**SHORT TASK**
Report, as a bare number, how many lines hold "elenco".

**GIVEN RECORDS**
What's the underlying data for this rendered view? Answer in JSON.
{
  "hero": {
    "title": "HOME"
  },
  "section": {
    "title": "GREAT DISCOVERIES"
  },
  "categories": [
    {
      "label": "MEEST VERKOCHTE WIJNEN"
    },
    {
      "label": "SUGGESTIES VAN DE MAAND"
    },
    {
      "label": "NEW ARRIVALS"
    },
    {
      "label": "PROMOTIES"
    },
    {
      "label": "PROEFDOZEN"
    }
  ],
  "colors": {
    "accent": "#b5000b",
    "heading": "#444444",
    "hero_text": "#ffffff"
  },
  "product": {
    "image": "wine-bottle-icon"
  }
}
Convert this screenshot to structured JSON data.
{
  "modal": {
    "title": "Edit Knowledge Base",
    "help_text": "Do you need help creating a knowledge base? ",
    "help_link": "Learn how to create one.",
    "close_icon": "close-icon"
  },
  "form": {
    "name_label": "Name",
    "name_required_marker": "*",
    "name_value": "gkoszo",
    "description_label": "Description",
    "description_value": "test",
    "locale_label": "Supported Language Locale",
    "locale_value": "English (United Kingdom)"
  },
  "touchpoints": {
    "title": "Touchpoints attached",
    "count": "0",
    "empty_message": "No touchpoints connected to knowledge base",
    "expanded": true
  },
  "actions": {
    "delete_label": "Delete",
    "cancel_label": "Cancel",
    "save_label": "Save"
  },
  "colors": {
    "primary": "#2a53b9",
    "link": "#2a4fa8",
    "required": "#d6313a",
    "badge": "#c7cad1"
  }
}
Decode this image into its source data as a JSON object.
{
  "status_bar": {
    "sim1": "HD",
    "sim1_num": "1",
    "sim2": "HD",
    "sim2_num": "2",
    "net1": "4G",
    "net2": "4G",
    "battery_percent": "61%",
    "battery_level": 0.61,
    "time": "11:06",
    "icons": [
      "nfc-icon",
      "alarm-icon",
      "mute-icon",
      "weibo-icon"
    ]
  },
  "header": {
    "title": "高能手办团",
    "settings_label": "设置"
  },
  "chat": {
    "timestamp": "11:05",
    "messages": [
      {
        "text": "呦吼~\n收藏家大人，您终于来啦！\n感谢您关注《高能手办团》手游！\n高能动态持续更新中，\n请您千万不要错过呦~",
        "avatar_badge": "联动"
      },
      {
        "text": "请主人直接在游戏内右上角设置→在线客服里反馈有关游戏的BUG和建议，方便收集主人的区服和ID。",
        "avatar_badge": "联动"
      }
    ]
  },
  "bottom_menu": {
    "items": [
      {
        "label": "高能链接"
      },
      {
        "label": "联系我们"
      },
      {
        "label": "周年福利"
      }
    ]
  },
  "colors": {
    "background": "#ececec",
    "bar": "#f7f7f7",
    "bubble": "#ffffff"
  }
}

* * *

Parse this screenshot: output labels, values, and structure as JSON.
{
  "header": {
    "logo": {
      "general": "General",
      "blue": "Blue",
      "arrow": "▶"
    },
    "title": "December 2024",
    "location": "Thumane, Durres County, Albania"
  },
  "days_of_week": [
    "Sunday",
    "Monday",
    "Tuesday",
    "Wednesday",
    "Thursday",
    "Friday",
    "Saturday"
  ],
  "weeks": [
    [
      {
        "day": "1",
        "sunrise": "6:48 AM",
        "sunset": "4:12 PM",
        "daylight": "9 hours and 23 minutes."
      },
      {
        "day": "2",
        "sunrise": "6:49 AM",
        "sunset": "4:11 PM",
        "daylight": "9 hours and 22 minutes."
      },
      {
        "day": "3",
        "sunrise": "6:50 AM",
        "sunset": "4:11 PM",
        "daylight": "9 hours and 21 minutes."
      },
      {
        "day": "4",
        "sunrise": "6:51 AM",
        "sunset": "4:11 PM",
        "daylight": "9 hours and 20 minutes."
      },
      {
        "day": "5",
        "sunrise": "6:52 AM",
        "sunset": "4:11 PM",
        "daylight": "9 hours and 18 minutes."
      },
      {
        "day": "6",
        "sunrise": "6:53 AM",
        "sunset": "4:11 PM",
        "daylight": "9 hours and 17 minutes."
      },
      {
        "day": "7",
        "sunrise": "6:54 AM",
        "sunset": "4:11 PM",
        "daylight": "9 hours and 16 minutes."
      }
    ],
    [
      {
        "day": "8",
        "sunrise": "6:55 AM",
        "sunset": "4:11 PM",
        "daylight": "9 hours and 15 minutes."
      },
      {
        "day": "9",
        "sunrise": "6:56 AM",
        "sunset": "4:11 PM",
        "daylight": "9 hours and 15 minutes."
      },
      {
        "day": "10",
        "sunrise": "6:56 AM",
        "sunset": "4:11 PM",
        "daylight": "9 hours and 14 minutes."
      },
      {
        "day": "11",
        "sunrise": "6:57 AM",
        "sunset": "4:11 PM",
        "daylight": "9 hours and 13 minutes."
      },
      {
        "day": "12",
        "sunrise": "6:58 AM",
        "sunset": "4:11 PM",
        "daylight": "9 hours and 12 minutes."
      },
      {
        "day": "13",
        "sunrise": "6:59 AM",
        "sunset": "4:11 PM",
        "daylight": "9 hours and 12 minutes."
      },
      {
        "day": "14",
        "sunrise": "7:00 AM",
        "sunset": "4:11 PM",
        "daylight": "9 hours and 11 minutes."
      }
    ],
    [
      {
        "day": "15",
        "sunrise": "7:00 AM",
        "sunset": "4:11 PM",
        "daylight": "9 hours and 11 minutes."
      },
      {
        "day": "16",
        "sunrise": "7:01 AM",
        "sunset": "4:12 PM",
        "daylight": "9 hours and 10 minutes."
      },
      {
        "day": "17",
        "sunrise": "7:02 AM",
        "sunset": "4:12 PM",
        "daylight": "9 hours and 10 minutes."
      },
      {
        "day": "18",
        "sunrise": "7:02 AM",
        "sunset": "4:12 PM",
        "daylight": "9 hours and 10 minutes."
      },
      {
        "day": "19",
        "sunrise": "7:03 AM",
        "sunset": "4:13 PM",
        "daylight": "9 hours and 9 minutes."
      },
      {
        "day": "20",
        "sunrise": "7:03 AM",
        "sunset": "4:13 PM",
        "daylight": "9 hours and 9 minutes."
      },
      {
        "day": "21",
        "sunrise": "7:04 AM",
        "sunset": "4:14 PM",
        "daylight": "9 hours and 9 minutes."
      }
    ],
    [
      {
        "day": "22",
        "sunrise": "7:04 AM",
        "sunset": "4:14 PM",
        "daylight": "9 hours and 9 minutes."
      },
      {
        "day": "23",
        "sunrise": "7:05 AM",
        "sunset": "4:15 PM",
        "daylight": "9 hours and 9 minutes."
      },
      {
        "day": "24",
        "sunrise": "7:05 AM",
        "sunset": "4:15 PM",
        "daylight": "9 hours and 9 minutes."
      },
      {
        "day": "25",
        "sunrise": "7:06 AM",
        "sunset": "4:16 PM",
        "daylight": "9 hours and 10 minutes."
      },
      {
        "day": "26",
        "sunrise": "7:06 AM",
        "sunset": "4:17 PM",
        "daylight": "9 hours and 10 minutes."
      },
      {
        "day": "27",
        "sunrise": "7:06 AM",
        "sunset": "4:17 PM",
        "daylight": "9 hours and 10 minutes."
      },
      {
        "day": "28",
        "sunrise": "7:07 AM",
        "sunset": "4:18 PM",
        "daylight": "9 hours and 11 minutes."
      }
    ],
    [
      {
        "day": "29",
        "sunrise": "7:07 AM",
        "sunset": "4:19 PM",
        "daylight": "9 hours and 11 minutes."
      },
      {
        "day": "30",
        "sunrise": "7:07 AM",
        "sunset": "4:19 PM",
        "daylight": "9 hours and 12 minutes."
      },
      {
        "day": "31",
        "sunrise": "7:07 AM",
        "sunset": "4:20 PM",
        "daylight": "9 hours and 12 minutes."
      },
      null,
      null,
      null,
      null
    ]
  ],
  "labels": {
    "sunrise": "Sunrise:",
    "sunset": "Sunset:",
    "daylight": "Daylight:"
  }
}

---

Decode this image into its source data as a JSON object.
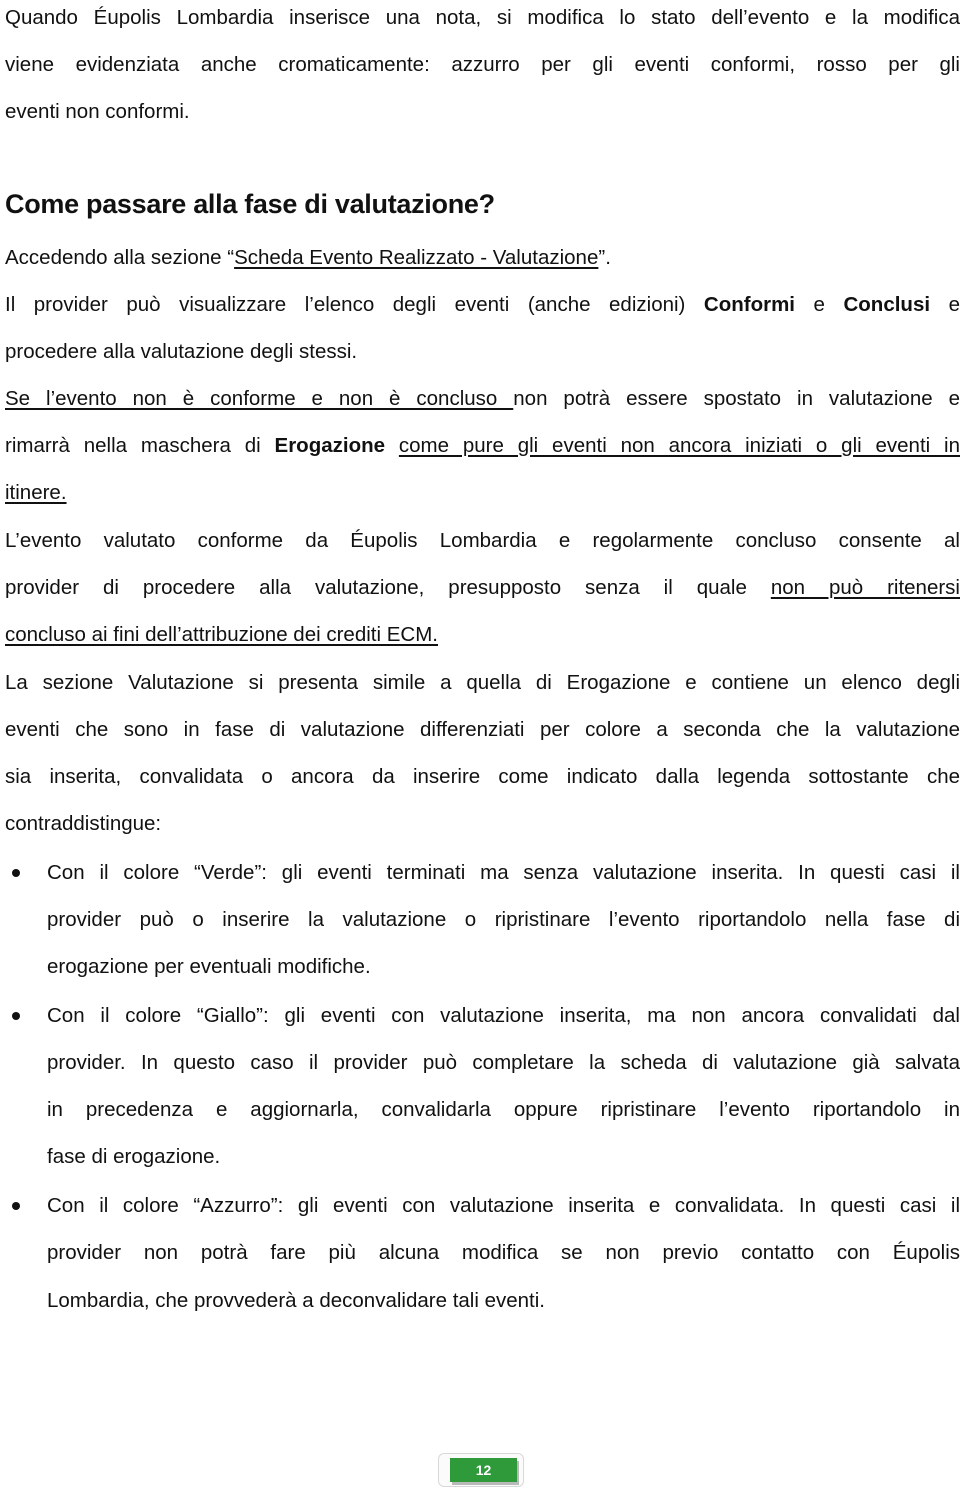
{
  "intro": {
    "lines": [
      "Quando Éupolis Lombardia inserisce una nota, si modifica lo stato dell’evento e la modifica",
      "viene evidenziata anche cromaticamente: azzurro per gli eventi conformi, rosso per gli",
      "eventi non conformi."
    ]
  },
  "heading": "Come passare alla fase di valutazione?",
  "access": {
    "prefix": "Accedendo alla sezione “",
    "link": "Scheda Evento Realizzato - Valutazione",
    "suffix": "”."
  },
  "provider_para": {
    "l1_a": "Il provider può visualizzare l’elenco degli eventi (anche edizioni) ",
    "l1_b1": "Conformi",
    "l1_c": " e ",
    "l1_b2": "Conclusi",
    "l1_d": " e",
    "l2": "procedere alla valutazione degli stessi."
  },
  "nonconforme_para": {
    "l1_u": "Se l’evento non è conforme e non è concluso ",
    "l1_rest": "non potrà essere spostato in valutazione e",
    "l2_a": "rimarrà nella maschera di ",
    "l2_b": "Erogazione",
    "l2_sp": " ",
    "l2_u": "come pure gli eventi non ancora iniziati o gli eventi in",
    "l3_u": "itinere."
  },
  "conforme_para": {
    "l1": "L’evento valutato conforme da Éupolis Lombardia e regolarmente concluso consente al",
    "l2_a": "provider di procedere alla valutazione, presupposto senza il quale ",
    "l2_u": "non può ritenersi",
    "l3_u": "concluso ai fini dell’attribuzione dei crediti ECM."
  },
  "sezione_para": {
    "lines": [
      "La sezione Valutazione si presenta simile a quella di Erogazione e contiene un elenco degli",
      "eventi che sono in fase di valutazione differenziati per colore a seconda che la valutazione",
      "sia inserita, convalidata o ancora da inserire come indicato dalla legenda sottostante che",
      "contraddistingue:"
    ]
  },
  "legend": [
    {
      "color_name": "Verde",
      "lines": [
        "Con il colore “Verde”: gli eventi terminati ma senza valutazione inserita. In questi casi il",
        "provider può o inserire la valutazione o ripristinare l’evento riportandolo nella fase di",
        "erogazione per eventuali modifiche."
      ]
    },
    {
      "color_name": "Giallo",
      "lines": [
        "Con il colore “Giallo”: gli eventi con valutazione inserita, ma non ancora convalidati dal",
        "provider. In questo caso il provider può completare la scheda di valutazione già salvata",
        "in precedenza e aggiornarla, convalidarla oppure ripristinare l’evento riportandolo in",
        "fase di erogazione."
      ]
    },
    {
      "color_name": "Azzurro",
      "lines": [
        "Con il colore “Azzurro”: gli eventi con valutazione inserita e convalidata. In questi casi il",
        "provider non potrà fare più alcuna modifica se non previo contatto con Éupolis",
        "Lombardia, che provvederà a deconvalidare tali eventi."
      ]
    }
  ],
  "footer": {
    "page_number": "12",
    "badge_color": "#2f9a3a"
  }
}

**THE ANSWER**
2